To do -
In the records below, tally every line containing "Technology". Report only the total.
=== Task inputs ===
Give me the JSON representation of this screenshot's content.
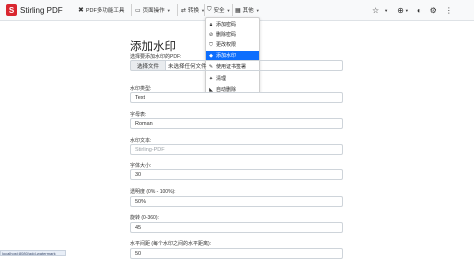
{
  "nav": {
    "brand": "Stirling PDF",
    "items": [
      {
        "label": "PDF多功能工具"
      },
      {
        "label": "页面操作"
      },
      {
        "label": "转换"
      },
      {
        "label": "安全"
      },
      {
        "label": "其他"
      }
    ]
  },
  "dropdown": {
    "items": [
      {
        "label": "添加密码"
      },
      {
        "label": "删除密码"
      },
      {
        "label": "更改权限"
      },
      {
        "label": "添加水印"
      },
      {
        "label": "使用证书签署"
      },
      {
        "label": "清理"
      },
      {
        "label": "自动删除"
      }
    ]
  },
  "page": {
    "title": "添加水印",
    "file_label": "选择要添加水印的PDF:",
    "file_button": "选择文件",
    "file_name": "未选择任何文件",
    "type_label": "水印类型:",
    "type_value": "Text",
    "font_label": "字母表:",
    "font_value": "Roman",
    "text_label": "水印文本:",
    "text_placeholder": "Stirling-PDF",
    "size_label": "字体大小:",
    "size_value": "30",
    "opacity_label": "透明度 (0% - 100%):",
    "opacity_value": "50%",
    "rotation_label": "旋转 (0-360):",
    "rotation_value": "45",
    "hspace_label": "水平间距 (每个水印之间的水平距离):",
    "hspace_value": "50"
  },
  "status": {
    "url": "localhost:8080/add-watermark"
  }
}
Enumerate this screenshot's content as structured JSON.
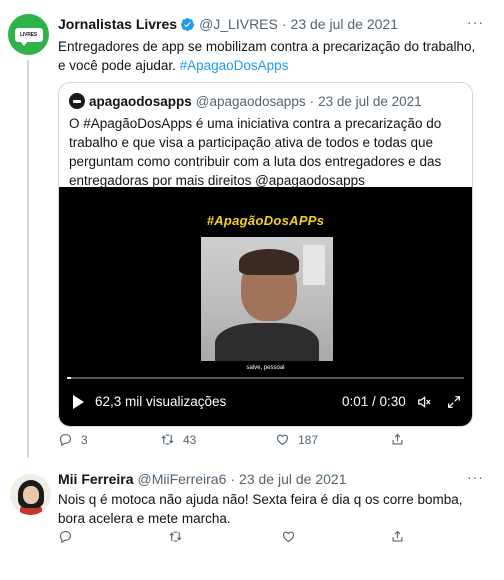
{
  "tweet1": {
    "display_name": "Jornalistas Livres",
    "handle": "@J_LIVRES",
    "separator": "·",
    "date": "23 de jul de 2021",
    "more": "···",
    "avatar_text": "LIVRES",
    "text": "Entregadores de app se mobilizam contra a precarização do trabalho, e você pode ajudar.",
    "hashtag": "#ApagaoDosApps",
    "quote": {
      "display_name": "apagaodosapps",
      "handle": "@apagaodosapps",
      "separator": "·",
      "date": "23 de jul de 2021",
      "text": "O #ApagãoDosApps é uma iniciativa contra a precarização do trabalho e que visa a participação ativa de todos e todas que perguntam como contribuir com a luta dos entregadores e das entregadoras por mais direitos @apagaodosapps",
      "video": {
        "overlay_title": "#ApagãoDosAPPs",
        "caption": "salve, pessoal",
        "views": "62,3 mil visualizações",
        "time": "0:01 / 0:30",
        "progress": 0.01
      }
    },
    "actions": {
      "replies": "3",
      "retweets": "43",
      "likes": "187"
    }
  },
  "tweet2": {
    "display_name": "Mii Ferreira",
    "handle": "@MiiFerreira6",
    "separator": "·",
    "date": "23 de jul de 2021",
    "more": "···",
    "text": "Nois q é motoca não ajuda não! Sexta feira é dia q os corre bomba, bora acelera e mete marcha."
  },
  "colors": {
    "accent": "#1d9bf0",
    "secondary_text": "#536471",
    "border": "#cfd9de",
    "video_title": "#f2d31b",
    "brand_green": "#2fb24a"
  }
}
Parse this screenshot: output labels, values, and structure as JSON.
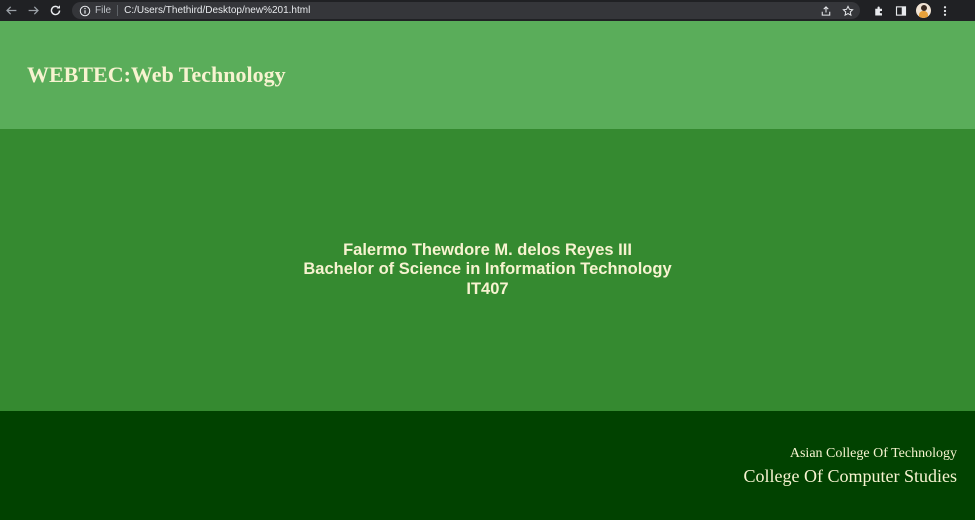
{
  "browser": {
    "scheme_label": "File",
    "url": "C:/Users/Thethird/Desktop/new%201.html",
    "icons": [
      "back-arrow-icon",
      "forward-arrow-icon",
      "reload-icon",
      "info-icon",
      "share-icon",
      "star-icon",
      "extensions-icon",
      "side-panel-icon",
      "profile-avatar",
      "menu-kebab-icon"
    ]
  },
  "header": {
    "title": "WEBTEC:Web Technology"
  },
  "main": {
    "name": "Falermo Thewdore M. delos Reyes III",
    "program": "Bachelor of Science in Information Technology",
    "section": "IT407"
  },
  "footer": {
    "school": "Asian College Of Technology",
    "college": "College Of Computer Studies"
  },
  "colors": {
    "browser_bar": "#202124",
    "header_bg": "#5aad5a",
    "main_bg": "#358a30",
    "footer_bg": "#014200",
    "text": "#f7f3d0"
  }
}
===
=== Task inputs ===
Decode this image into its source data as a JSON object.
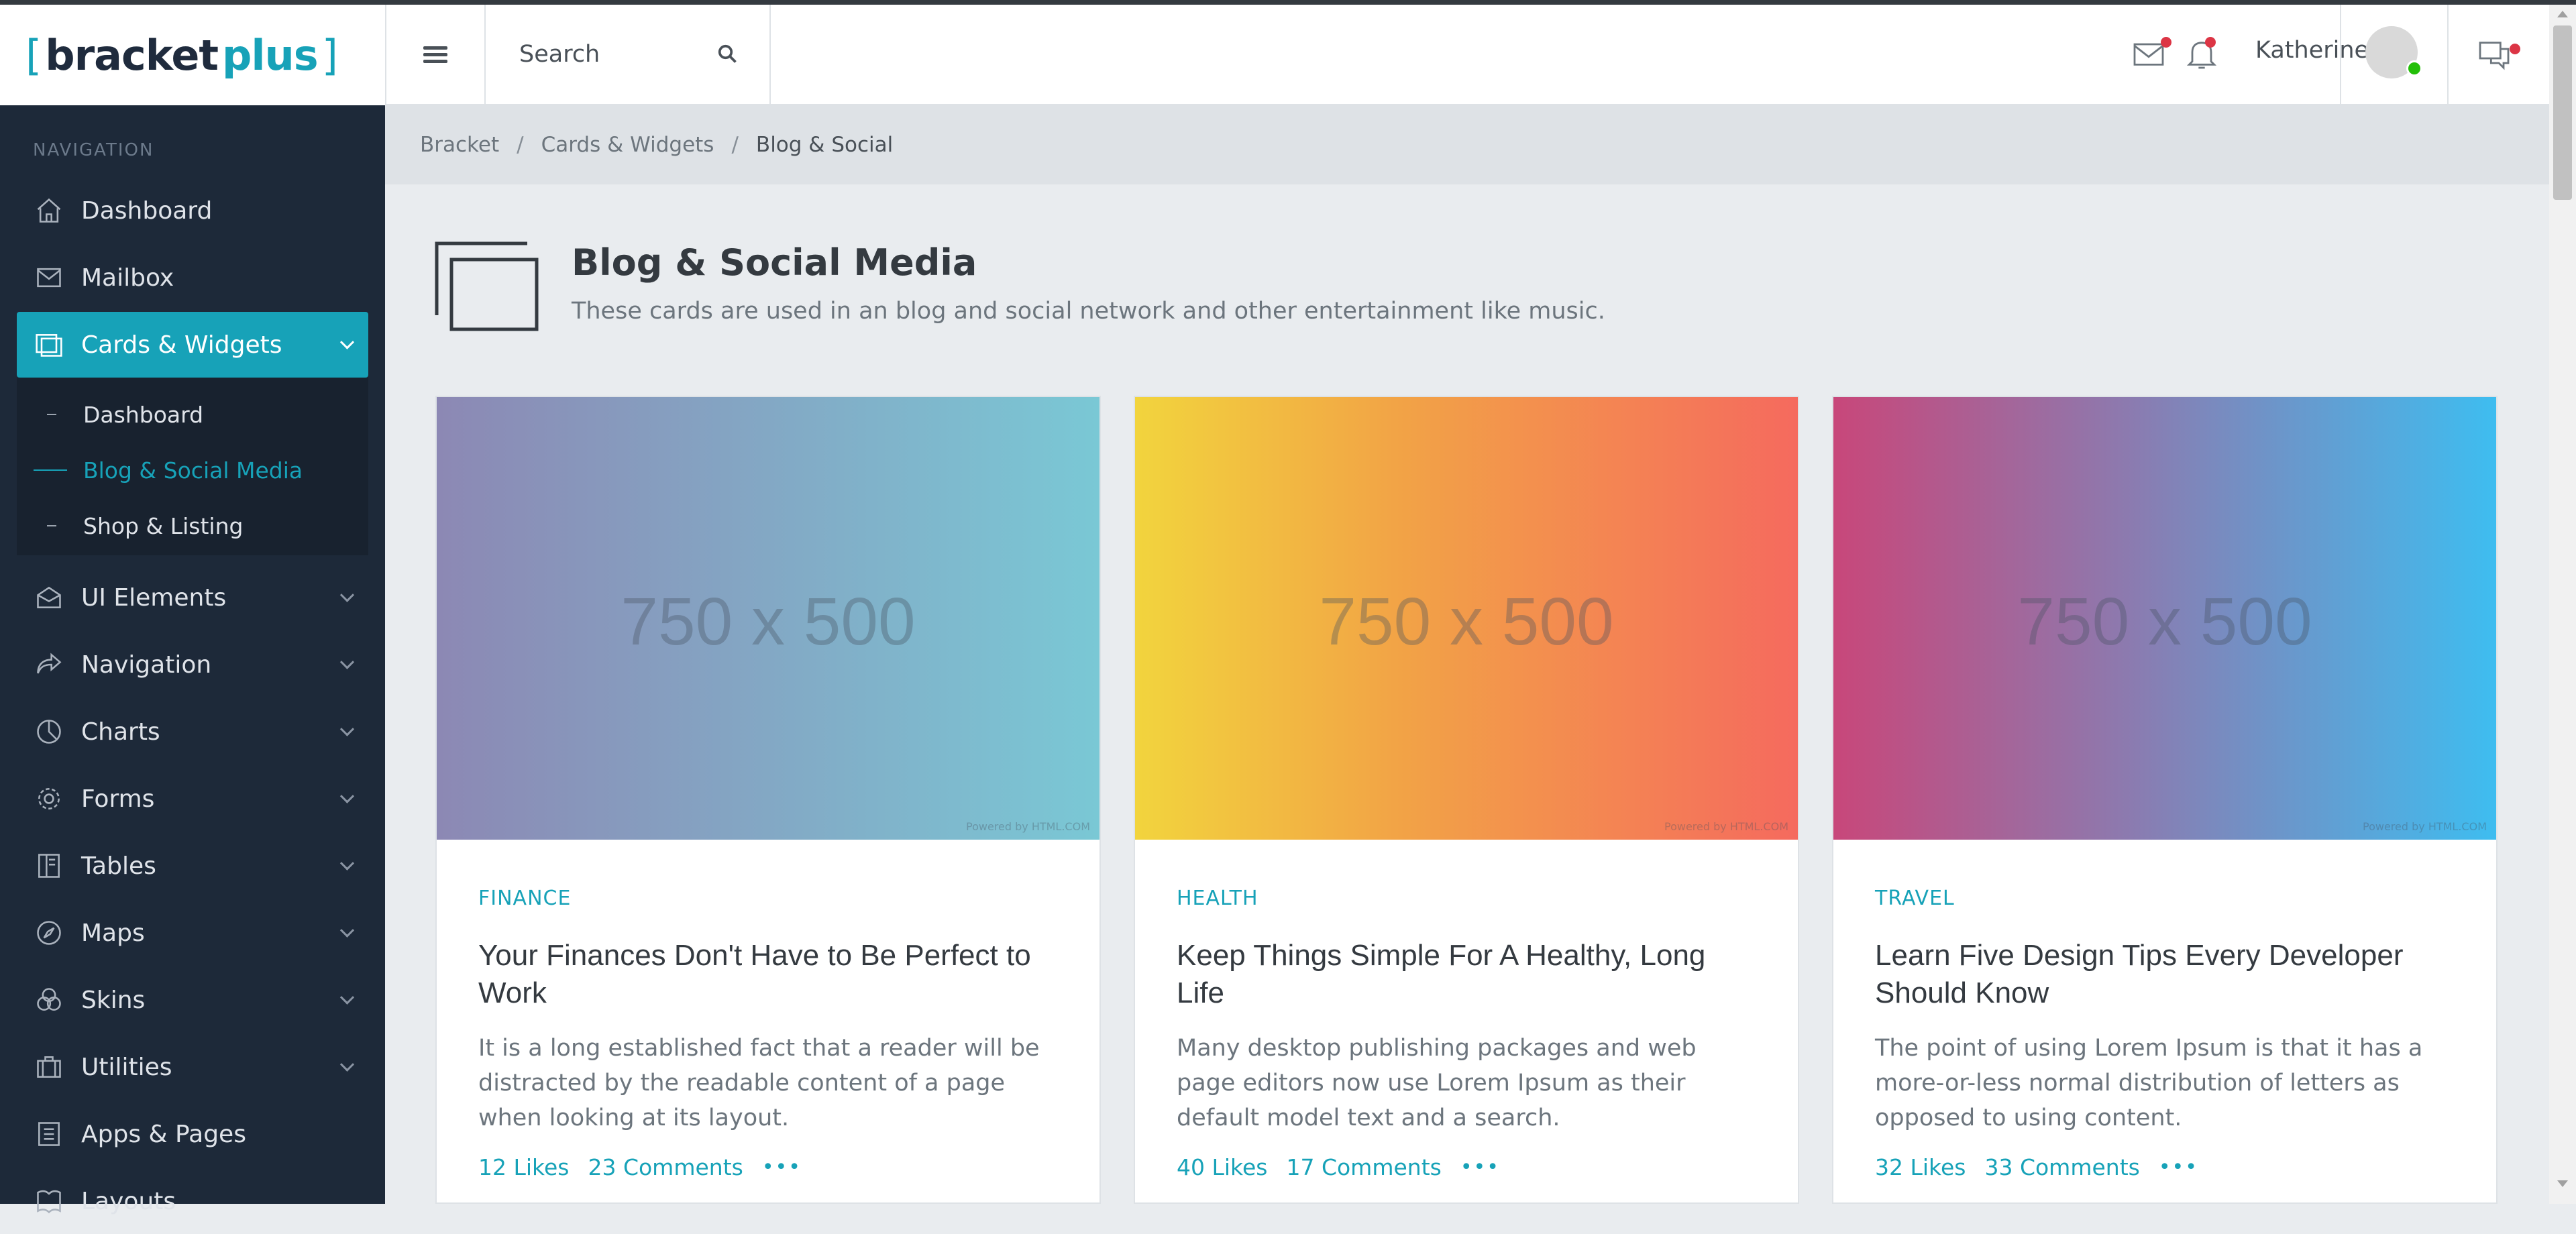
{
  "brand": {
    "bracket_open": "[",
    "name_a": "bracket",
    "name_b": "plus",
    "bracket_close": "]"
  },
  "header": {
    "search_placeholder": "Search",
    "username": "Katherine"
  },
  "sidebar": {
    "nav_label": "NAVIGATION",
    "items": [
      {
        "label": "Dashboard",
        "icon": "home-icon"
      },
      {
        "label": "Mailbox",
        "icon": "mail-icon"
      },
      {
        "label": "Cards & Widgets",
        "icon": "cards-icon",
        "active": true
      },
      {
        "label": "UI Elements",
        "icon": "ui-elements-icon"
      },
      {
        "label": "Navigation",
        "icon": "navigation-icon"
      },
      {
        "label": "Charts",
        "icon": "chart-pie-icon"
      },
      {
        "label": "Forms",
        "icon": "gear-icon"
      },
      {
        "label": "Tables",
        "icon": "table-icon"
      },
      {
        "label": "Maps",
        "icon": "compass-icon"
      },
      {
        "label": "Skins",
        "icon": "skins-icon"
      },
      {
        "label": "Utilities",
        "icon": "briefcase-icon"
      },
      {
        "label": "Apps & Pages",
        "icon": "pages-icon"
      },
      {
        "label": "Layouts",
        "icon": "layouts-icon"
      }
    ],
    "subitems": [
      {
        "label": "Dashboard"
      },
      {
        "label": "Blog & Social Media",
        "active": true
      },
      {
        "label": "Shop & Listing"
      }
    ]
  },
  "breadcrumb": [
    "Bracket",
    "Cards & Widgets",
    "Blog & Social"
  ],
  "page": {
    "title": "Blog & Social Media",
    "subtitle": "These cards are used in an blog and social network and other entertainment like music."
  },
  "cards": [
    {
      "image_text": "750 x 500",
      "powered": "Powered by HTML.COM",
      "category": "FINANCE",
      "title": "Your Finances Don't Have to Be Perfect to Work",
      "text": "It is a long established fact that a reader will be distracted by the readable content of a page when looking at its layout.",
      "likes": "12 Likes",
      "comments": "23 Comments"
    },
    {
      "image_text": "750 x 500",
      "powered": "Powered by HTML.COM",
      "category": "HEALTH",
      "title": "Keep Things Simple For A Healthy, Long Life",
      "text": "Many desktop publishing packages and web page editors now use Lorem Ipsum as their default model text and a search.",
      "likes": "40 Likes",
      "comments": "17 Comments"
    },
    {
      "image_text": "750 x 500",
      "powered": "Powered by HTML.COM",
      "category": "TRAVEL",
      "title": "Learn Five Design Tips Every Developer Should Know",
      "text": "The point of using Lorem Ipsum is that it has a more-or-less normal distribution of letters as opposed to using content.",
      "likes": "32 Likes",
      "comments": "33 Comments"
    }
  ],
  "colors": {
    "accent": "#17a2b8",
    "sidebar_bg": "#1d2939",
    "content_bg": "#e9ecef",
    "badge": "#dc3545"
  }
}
===
Task result -
3